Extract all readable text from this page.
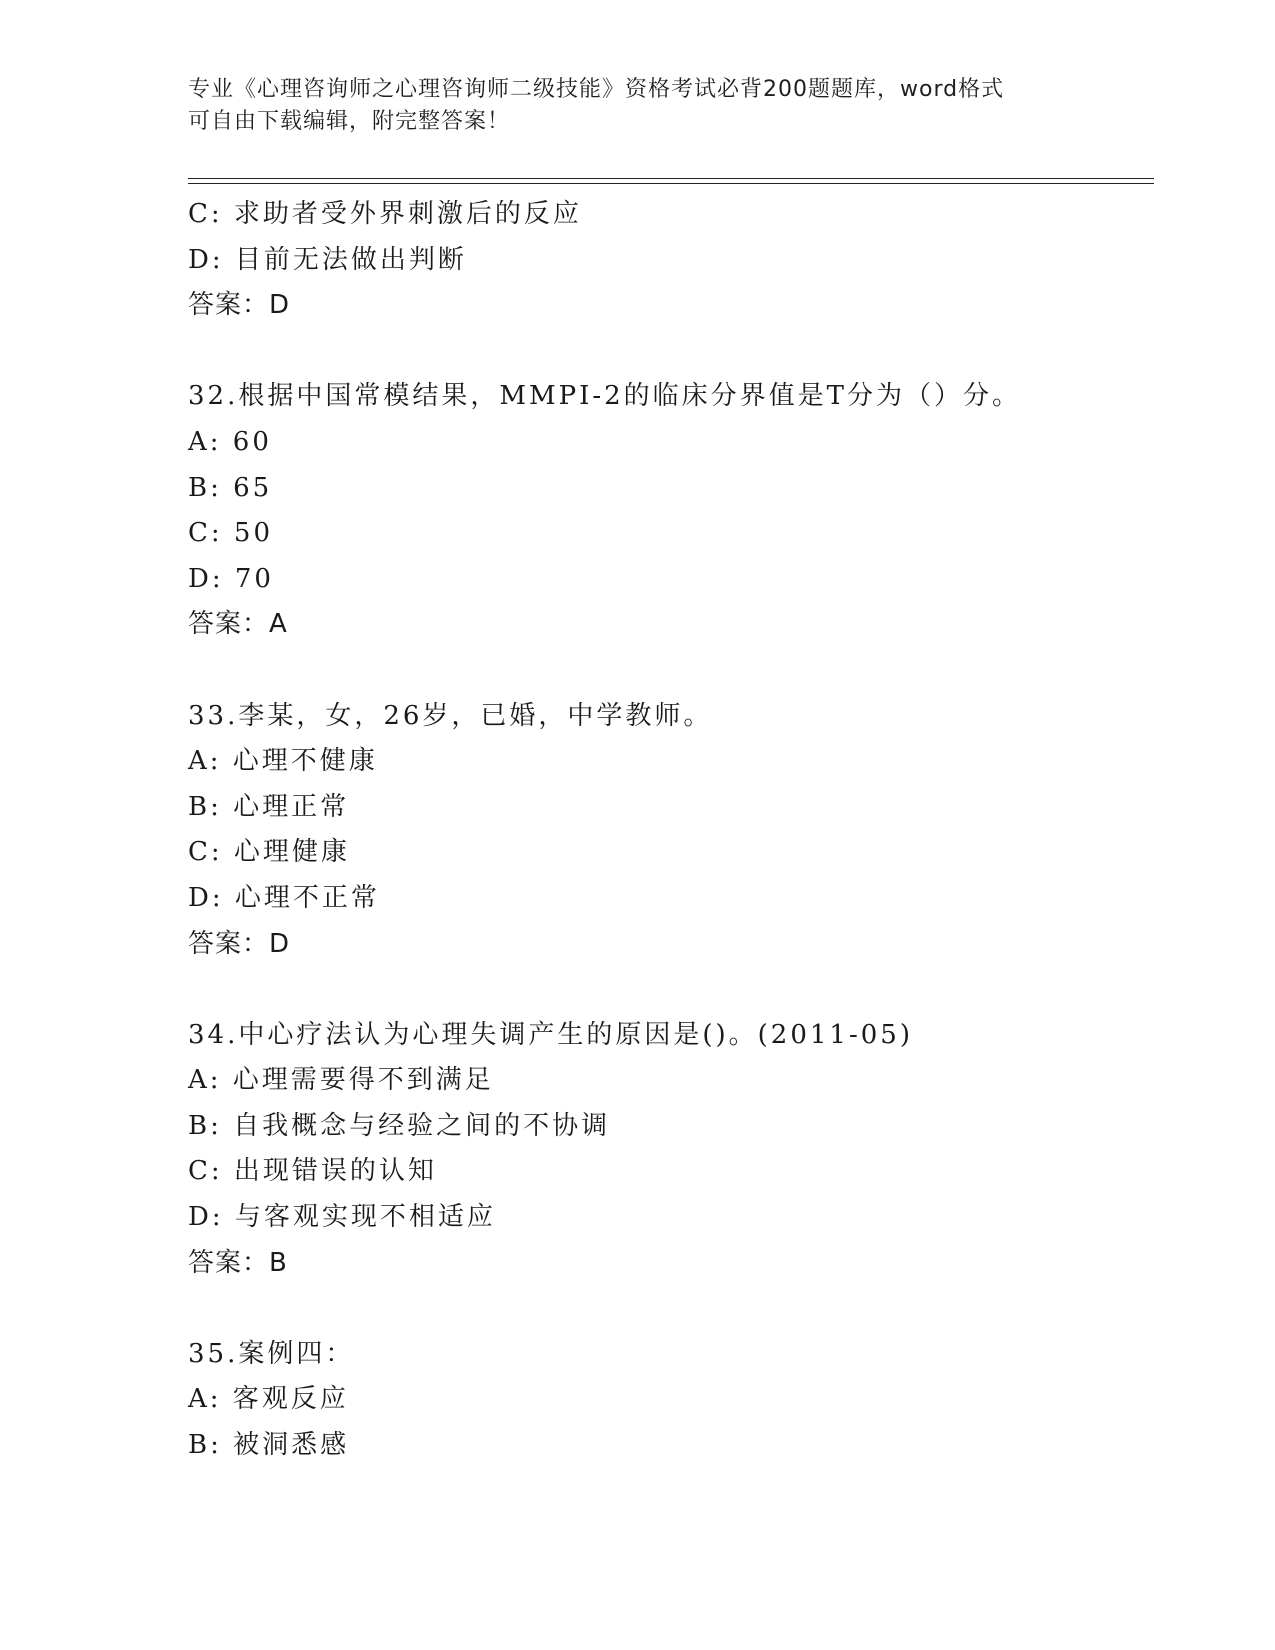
专业《心理咨询师之心理咨询师二级技能》资格考试必背200题题库，word格式
可自由下载编辑，附完整答案！
C: 求助者受外界刺激后的反应
D: 目前无法做出判断
答案：D
32.根据中国常模结果，MMPI-2的临床分界值是T分为（）分。
A: 60
B: 65
C: 50
D: 70
答案：A
33.李某，女，26岁，已婚，中学教师。
A: 心理不健康
B: 心理正常
C: 心理健康
D: 心理不正常
答案：D
34.中心疗法认为心理失调产生的原因是()。(2011-05)
A: 心理需要得不到满足
B: 自我概念与经验之间的不协调
C: 出现错误的认知
D: 与客观实现不相适应
答案：B
35.案例四：
A: 客观反应
B: 被洞悉感
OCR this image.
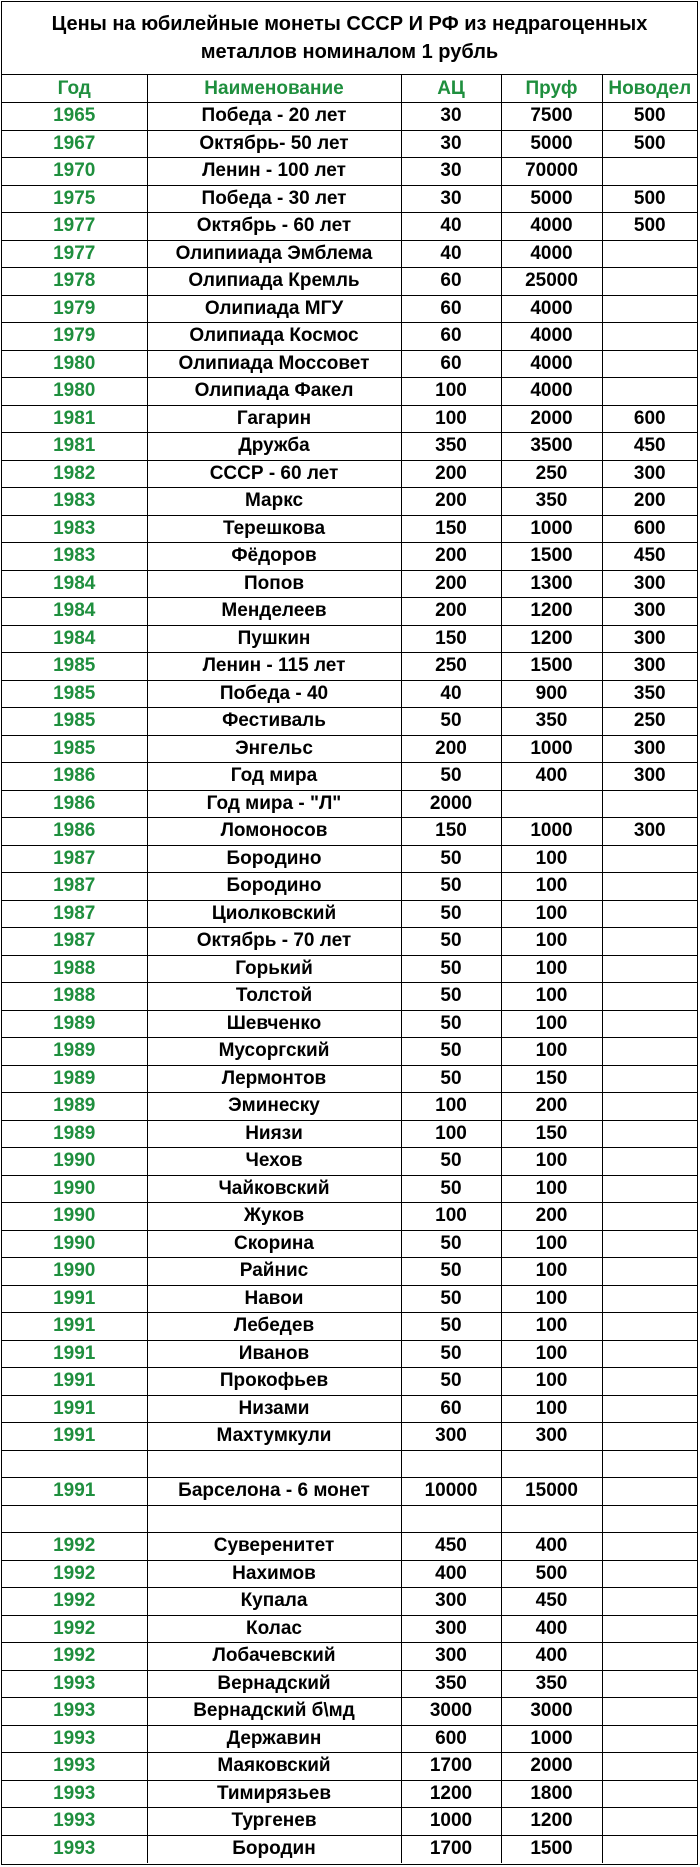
Цены на юбилейные монеты СССР И РФ из недрагоценных металлов номиналом 1 рубль
Год	Наименование	АЦ	Пруф	Новодел
1965	Победа - 20 лет	30	7500	500
1967	Октябрь- 50 лет	30	5000	500
1970	Ленин - 100 лет	30	70000	
1975	Победа - 30 лет	30	5000	500
1977	Октябрь - 60 лет	40	4000	500
1977	Олипииада Эмблема	40	4000	
1978	Олипиада Кремль	60	25000	
1979	Олипиада МГУ	60	4000	
1979	Олипиада Космос	60	4000	
1980	Олипиада Моссовет	60	4000	
1980	Олипиада Факел	100	4000	
1981	Гагарин	100	2000	600
1981	Дружба	350	3500	450
1982	СССР - 60 лет	200	250	300
1983	Маркс	200	350	200
1983	Терешкова	150	1000	600
1983	Фёдоров	200	1500	450
1984	Попов	200	1300	300
1984	Менделеев	200	1200	300
1984	Пушкин	150	1200	300
1985	Ленин - 115 лет	250	1500	300
1985	Победа - 40	40	900	350
1985	Фестиваль	50	350	250
1985	Энгельс	200	1000	300
1986	Год мира	50	400	300
1986	Год мира - "Л"	2000		
1986	Ломоносов	150	1000	300
1987	Бородино	50	100	
1987	Бородино	50	100	
1987	Циолковский	50	100	
1987	Октябрь - 70 лет	50	100	
1988	Горький	50	100	
1988	Толстой	50	100	
1989	Шевченко	50	100	
1989	Мусоргский	50	100	
1989	Лермонтов	50	150	
1989	Эминеску	100	200	
1989	Ниязи	100	150	
1990	Чехов	50	100	
1990	Чайковский	50	100	
1990	Жуков	100	200	
1990	Скорина	50	100	
1990	Райнис	50	100	
1991	Навои	50	100	
1991	Лебедев	50	100	
1991	Иванов	50	100	
1991	Прокофьев	50	100	
1991	Низами	60	100	
1991	Махтумкули	300	300	

1991	Барселона - 6 монет	10000	15000	

1992	Суверенитет	450	400	
1992	Нахимов	400	500	
1992	Купала	300	450	
1992	Колас	300	400	
1992	Лобачевский	300	400	
1993	Вернадский	350	350	
1993	Вернадский б\мд	3000	3000	
1993	Державин	600	1000	
1993	Маяковский	1700	2000	
1993	Тимирязьев	1200	1800	
1993	Тургенев	1000	1200	
1993	Бородин	1700	1500	
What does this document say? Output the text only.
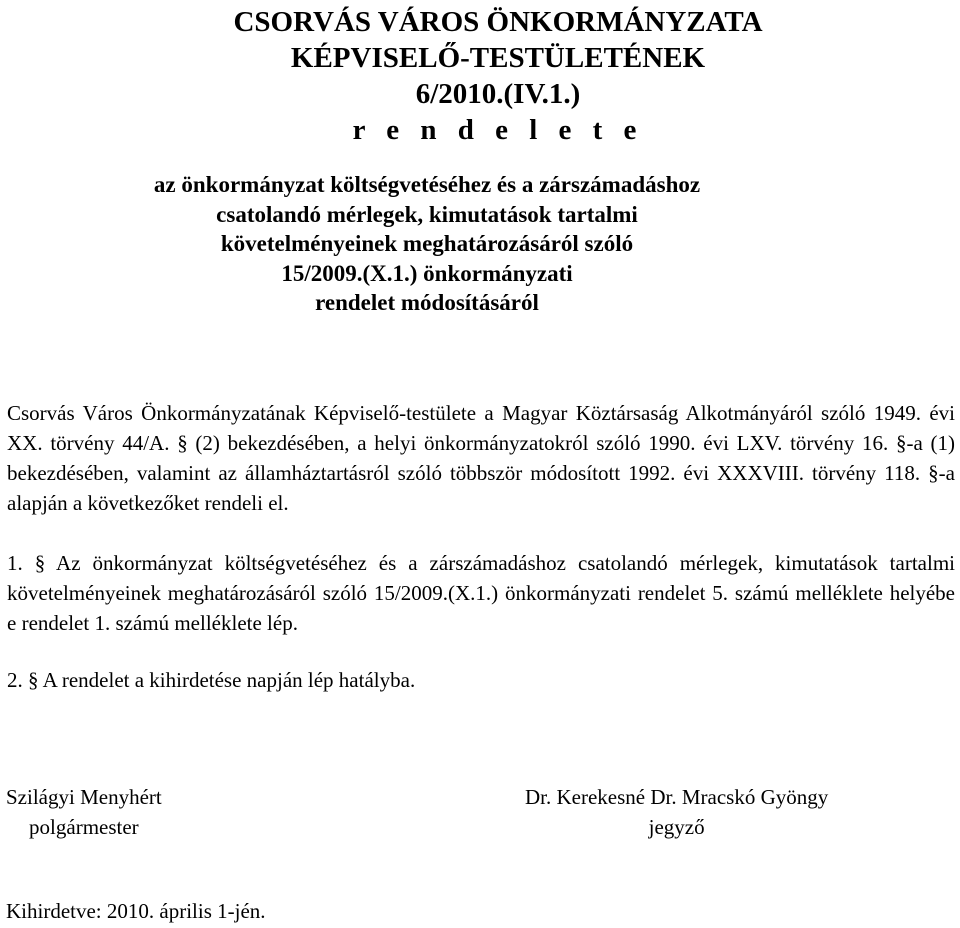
CSORVÁS VÁROS ÖNKORMÁNYZATA
KÉPVISELŐ-TESTÜLETÉNEK
6/2010.(IV.1.)
r e n d e l e t e
az önkormányzat költségvetéséhez és a zárszámadáshoz
csatolandó mérlegek, kimutatások tartalmi
követelményeinek meghatározásáról szóló
15/2009.(X.1.) önkormányzati
rendelet módosításáról
Csorvás Város Önkormányzatának Képviselő-testülete a Magyar Köztársaság Alkotmányáról szóló 1949. évi XX. törvény 44/A. § (2) bekezdésében, a helyi önkormányzatokról szóló 1990. évi LXV. törvény 16. §-a (1) bekezdésében, valamint az államháztartásról szóló többször módosított 1992. évi XXXVIII. törvény 118. §-a alapján a következőket rendeli el.
1. § Az önkormányzat költségvetéséhez és a zárszámadáshoz csatolandó mérlegek, kimutatások tartalmi követelményeinek meghatározásáról szóló 15/2009.(X.1.) önkormányzati rendelet 5. számú melléklete helyébe e rendelet 1. számú melléklete lép.
2. § A rendelet a kihirdetése napján lép hatályba.
Szilágyi Menyhért
polgármester
Dr. Kerekesné Dr. Mracskó Gyöngy
jegyző
Kihirdetve: 2010. április 1-jén.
=-=-=-=-=
Task description =>
All of the entries above should be copied exactly, except for the pictures.

Response for this exercise =>
Extract all readable text from this page.
专业《心理咨询师之心理咨询师二级技能》资格考试必背200题题库，word格式
可自由下载编辑，附完整答案！
C: 求助者受外界刺激后的反应
D: 目前无法做出判断
答案：D
32.根据中国常模结果，MMPI-2的临床分界值是T分为（）分。
A: 60
B: 65
C: 50
D: 70
答案：A
33.李某，女，26岁，已婚，中学教师。
A: 心理不健康
B: 心理正常
C: 心理健康
D: 心理不正常
答案：D
34.中心疗法认为心理失调产生的原因是()。(2011-05)
A: 心理需要得不到满足
B: 自我概念与经验之间的不协调
C: 出现错误的认知
D: 与客观实现不相适应
答案：B
35.案例四：
A: 客观反应
B: 被洞悉感
OCR this image.
Цены на юбилейные монеты СССР И РФ из недрагоценных металлов номиналом 1 рубль
Год	Наименование	АЦ	Пруф	Новодел
1965	Победа - 20 лет	30	7500	500
1967	Октябрь- 50 лет	30	5000	500
1970	Ленин - 100 лет	30	70000	
1975	Победа - 30 лет	30	5000	500
1977	Октябрь - 60 лет	40	4000	500
1977	Олипииада Эмблема	40	4000	
1978	Олипиада Кремль	60	25000	
1979	Олипиада МГУ	60	4000	
1979	Олипиада Космос	60	4000	
1980	Олипиада Моссовет	60	4000	
1980	Олипиада Факел	100	4000	
1981	Гагарин	100	2000	600
1981	Дружба	350	3500	450
1982	СССР - 60 лет	200	250	300
1983	Маркс	200	350	200
1983	Терешкова	150	1000	600
1983	Фёдоров	200	1500	450
1984	Попов	200	1300	300
1984	Менделеев	200	1200	300
1984	Пушкин	150	1200	300
1985	Ленин - 115 лет	250	1500	300
1985	Победа - 40	40	900	350
1985	Фестиваль	50	350	250
1985	Энгельс	200	1000	300
1986	Год мира	50	400	300
1986	Год мира - "Л"	2000		
1986	Ломоносов	150	1000	300
1987	Бородино	50	100	
1987	Бородино	50	100	
1987	Циолковский	50	100	
1987	Октябрь - 70 лет	50	100	
1988	Горький	50	100	
1988	Толстой	50	100	
1989	Шевченко	50	100	
1989	Мусоргский	50	100	
1989	Лермонтов	50	150	
1989	Эминеску	100	200	
1989	Ниязи	100	150	
1990	Чехов	50	100	
1990	Чайковский	50	100	
1990	Жуков	100	200	
1990	Скорина	50	100	
1990	Райнис	50	100	
1991	Навои	50	100	
1991	Лебедев	50	100	
1991	Иванов	50	100	
1991	Прокофьев	50	100	
1991	Низами	60	100	
1991	Махтумкули	300	300	

1991	Барселона - 6 монет	10000	15000	

1992	Суверенитет	450	400	
1992	Нахимов	400	500	
1992	Купала	300	450	
1992	Колас	300	400	
1992	Лобачевский	300	400	
1993	Вернадский	350	350	
1993	Вернадский б\мд	3000	3000	
1993	Державин	600	1000	
1993	Маяковский	1700	2000	
1993	Тимирязьев	1200	1800	
1993	Тургенев	1000	1200	
1993	Бородин	1700	1500	
What does this document say? Output the text only.
CSORVÁS VÁROS ÖNKORMÁNYZATA
KÉPVISELŐ-TESTÜLETÉNEK
6/2010.(IV.1.)
r e n d e l e t e
az önkormányzat költségvetéséhez és a zárszámadáshoz
csatolandó mérlegek, kimutatások tartalmi
követelményeinek meghatározásáról szóló
15/2009.(X.1.) önkormányzati
rendelet módosításáról
Csorvás Város Önkormányzatának Képviselő-testülete a Magyar Köztársaság Alkotmányáról szóló 1949. évi XX. törvény 44/A. § (2) bekezdésében, a helyi önkormányzatokról szóló 1990. évi LXV. törvény 16. §-a (1) bekezdésében, valamint az államháztartásról szóló többször módosított 1992. évi XXXVIII. törvény 118. §-a alapján a következőket rendeli el.
1. § Az önkormányzat költségvetéséhez és a zárszámadáshoz csatolandó mérlegek, kimutatások tartalmi követelményeinek meghatározásáról szóló 15/2009.(X.1.) önkormányzati rendelet 5. számú melléklete helyébe e rendelet 1. számú melléklete lép.
2. § A rendelet a kihirdetése napján lép hatályba.
Szilágyi Menyhért
polgármester
Dr. Kerekesné Dr. Mracskó Gyöngy
jegyző
Kihirdetve: 2010. április 1-jén.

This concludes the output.